§ SHORT EXERCISE
In the records that follow, show each line where the word "name" is present.

Dataset records
· · ·

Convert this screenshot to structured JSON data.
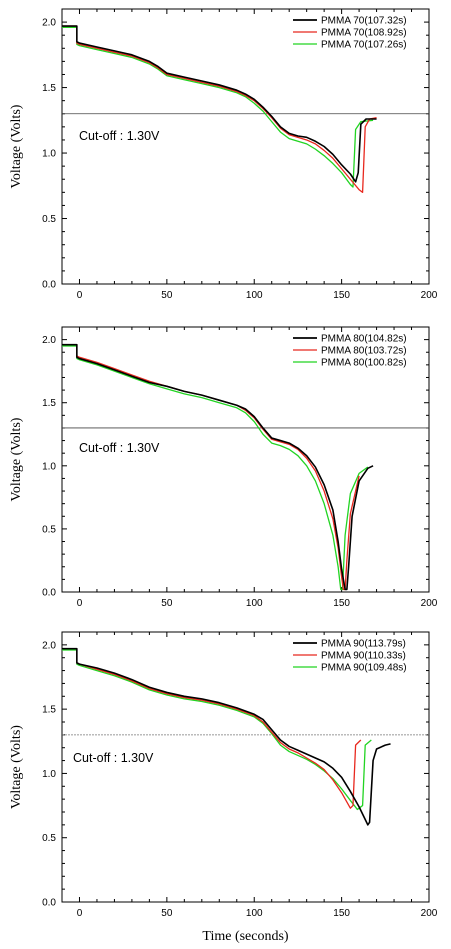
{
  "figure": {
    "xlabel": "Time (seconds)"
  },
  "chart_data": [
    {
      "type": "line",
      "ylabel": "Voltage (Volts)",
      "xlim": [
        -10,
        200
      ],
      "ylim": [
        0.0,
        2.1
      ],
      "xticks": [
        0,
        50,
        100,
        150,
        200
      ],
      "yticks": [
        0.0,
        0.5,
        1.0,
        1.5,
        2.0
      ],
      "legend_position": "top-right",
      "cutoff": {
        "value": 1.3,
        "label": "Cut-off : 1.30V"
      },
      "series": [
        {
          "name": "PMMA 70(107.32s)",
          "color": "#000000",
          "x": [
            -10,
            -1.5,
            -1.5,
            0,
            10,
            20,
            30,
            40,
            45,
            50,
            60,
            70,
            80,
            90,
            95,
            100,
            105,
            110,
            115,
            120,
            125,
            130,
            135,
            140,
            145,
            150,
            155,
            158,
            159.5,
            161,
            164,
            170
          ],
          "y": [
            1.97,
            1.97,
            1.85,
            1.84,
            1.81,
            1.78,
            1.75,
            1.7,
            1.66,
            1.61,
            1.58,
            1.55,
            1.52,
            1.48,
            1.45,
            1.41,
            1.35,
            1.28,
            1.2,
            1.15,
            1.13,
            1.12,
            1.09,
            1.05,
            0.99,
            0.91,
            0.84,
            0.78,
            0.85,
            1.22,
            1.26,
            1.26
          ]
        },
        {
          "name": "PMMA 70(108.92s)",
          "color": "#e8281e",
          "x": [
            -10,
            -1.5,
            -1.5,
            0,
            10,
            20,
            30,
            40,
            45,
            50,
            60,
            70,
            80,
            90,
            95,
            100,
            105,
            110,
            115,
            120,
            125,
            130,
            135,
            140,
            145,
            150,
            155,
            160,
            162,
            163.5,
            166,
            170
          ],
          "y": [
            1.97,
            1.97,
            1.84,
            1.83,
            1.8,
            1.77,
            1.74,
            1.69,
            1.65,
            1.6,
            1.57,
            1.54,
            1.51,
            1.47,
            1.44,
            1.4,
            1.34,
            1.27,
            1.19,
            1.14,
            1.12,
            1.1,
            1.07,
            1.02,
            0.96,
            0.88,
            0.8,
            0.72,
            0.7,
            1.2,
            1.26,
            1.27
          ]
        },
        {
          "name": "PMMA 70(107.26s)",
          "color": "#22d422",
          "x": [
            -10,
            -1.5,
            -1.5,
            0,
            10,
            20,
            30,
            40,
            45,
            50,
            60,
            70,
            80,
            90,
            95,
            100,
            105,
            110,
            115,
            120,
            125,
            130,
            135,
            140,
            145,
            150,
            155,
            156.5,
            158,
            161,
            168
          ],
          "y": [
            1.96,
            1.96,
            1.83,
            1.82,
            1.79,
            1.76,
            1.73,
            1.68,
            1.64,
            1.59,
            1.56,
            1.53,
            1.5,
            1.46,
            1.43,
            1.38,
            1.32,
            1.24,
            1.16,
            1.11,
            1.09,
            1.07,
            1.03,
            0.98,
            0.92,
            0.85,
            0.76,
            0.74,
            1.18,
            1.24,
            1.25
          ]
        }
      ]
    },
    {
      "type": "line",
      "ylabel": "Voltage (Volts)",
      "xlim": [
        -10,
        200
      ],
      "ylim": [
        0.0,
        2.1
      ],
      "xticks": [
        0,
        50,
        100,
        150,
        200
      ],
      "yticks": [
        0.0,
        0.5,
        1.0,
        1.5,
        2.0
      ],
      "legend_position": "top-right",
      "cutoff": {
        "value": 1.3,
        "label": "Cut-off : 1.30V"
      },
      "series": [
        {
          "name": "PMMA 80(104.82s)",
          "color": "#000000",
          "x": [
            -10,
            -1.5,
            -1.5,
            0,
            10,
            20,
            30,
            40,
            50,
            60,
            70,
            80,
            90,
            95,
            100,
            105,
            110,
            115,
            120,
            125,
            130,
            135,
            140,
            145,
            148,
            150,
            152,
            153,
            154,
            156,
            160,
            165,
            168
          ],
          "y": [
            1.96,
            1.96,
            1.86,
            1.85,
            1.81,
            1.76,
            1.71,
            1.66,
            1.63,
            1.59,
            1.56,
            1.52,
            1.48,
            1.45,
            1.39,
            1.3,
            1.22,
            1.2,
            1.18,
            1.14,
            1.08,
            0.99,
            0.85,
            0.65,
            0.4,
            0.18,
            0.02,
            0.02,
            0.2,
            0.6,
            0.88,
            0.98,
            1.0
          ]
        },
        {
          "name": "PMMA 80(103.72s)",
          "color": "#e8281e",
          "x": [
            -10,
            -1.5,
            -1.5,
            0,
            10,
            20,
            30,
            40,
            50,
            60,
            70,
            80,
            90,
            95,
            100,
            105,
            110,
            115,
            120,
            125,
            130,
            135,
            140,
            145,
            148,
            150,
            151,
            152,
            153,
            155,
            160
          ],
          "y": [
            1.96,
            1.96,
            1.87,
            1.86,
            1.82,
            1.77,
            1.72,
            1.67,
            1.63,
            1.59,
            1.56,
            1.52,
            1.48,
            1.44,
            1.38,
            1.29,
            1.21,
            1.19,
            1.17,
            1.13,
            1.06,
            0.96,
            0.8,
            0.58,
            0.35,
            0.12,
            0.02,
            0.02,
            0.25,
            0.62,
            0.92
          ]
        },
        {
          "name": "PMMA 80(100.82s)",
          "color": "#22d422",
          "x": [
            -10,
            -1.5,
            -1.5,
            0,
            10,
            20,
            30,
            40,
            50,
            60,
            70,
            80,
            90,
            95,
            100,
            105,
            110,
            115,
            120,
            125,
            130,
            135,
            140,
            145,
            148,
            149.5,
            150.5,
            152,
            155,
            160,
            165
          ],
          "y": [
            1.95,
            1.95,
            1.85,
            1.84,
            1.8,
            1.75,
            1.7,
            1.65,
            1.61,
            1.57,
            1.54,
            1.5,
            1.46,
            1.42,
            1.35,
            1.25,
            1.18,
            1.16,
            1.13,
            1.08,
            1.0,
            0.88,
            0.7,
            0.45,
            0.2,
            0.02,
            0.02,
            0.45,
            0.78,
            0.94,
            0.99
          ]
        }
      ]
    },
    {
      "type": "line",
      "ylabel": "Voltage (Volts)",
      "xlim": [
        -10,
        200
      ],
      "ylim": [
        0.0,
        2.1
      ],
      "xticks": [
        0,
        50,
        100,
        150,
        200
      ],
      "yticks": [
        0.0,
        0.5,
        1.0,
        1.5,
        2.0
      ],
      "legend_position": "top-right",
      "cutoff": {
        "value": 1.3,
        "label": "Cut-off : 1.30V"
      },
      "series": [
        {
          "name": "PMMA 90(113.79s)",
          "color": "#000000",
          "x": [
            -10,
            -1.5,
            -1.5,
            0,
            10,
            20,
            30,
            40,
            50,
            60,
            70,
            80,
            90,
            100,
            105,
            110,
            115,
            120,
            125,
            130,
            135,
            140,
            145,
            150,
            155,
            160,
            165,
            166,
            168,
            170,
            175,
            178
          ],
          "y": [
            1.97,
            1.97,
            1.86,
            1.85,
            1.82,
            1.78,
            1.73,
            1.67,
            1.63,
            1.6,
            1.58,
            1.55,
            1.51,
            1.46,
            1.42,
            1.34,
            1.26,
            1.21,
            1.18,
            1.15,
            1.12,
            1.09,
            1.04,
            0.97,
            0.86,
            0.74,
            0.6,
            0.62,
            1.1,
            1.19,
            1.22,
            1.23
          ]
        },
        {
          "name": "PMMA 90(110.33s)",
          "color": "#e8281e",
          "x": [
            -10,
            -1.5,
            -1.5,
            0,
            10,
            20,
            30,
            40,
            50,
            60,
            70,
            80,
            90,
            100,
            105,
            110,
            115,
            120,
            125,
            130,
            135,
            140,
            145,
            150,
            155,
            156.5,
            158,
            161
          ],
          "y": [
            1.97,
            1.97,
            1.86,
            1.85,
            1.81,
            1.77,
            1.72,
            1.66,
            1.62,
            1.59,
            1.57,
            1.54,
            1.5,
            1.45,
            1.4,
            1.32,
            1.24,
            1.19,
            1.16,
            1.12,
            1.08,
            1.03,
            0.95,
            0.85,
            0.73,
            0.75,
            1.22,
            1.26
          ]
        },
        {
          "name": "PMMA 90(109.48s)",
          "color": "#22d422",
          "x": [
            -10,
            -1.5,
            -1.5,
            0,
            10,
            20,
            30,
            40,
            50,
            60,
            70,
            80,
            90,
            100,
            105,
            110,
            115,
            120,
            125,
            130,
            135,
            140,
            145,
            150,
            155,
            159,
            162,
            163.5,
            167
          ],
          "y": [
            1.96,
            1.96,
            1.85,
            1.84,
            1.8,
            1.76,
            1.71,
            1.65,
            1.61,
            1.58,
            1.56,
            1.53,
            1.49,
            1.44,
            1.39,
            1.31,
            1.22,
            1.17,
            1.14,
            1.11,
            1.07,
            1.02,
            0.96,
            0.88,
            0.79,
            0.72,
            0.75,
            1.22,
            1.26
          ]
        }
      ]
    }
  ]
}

· · ·

§ EXPECTED ANSWER
          "name": "PMMA 70(107.32s)",
          "name": "PMMA 70(108.92s)",
          "name": "PMMA 70(107.26s)",
          "name": "PMMA 80(104.82s)",
          "name": "PMMA 80(103.72s)",
          "name": "PMMA 80(100.82s)",
          "name": "PMMA 90(113.79s)",
          "name": "PMMA 90(110.33s)",
          "name": "PMMA 90(109.48s)",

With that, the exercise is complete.